Brano proposto:
····················
AI, doppiatori: “Non siamo luddisti ma vogliamo garanzie”

Primo appuntamento alla Casa del Cinema con i convegni organizzati da SIAE alla Festa del Cinema di Roma


ROMA – Lo diceva anche Hitchcock – “un film sottotitolato perde il 15% della sua forza, un film doppiato solo il 10%” – lo ripete anche Netflix: il doppiaggio non solo è utile, ma è spesso preferito e continua ad aiutare molto la popolarità dei contenuti. Anche nel mondo del doppiaggio si fa però strada la sempre più lunga ombra dell’intelligenza artificiale, “la grande sfida del nostro tempo” specifica il sindaco di Roma Roberto Gualtieri introducendo in Sala Cinecittà alla Casa del Cinema il primo appuntamento dei convegni organizzati da SIAE alla Festa del Cinema di Roma 2023. “È significativo che il cinema sia uno dei terreni in cui questo grande tema esplode. Il doppiaggio consente il diritto a tutti di comprendere grazie alla qualità dei nostri professionisti”.
····················
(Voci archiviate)

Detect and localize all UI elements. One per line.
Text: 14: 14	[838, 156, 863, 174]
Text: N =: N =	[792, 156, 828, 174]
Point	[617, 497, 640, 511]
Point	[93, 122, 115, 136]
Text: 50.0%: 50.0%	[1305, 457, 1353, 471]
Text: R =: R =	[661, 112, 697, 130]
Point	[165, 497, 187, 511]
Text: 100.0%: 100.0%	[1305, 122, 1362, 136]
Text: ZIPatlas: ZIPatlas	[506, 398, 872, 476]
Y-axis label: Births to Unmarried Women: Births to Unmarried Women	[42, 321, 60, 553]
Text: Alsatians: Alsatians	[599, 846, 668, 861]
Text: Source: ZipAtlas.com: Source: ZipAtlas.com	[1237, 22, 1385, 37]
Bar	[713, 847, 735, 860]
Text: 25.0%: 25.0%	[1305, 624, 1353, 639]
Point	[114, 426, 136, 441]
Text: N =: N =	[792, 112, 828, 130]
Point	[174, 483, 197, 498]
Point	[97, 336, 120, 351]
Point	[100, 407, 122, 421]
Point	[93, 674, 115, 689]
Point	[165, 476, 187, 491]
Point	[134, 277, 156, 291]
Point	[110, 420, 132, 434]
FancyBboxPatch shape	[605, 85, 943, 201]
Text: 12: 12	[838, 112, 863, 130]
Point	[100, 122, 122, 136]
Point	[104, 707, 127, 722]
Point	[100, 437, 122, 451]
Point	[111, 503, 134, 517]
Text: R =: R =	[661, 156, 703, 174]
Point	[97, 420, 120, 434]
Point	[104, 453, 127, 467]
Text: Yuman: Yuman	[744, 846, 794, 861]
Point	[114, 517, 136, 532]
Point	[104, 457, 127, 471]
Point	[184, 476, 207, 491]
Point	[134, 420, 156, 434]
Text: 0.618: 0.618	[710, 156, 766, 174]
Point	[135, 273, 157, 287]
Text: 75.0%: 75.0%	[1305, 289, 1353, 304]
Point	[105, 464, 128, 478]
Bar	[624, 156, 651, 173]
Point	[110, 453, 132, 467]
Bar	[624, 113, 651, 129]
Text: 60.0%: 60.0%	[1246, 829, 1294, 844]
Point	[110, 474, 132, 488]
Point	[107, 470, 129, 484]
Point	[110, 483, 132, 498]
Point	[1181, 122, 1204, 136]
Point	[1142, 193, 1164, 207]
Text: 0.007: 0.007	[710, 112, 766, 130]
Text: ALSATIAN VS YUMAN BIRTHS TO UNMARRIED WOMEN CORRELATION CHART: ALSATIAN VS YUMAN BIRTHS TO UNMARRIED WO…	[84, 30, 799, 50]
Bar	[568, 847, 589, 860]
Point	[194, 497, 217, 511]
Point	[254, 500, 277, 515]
····················
Prova tu: Prosegui l'articolo sul doppiaggio e l'intelligenza artificiale, riprendendo subito dopo l'ultima frase riportata.

Risposta:
“Il fatto che il tax credit non sia accessibile a chi fa uso di Intelligenza Artificiale – conclude Gualtieri – significa che per noi è una priorità perdere il nostro patrimonio di competenze”.

I doppiatori, italiani e non solo, chiedono però garanzie messe nero su bianco, una tutela reale dal pericolo di essere sostituiti da un software. “Noi stiamo tentando di inserire nel contratto nazionale dei doppiatori un articolo che tuteli attori e dialoghi, coloro che scrivono i testi” spiega durante il convegno Marina D’Aversa, Componente Commissione Cinema SIAE. In Italia esiste la tutela di un contratto nazionale, un’eccezione in Europa e nel mondo. “Mantenere questo contratto è fondamentale – prosegue D’Aversa – ma la questione è la seguente: non vogliamo dare in pasto all’intelligenza artificiale i nostri copioni per alimentare il suo funzionamento. La committenza spesso chiede questo, perché chiaramente vuole usare l’AI”.

La Commissione Cinema SIAE ha incontrato in questi giorni l’ANICA per parlare del nuovo contratto  doppiatori e se “l’aspetto economico è praticamente chiuso”, racconta D’Averso, “rimane ancora aperta però la trattativa sull’articolo relativo all’uso dell’intelligenza artificiale. Noi abbiamo presentato una proposta all’ANICA, nella quale inseriamo il concetto di machine learning e ai. La controparte su questo resiste”.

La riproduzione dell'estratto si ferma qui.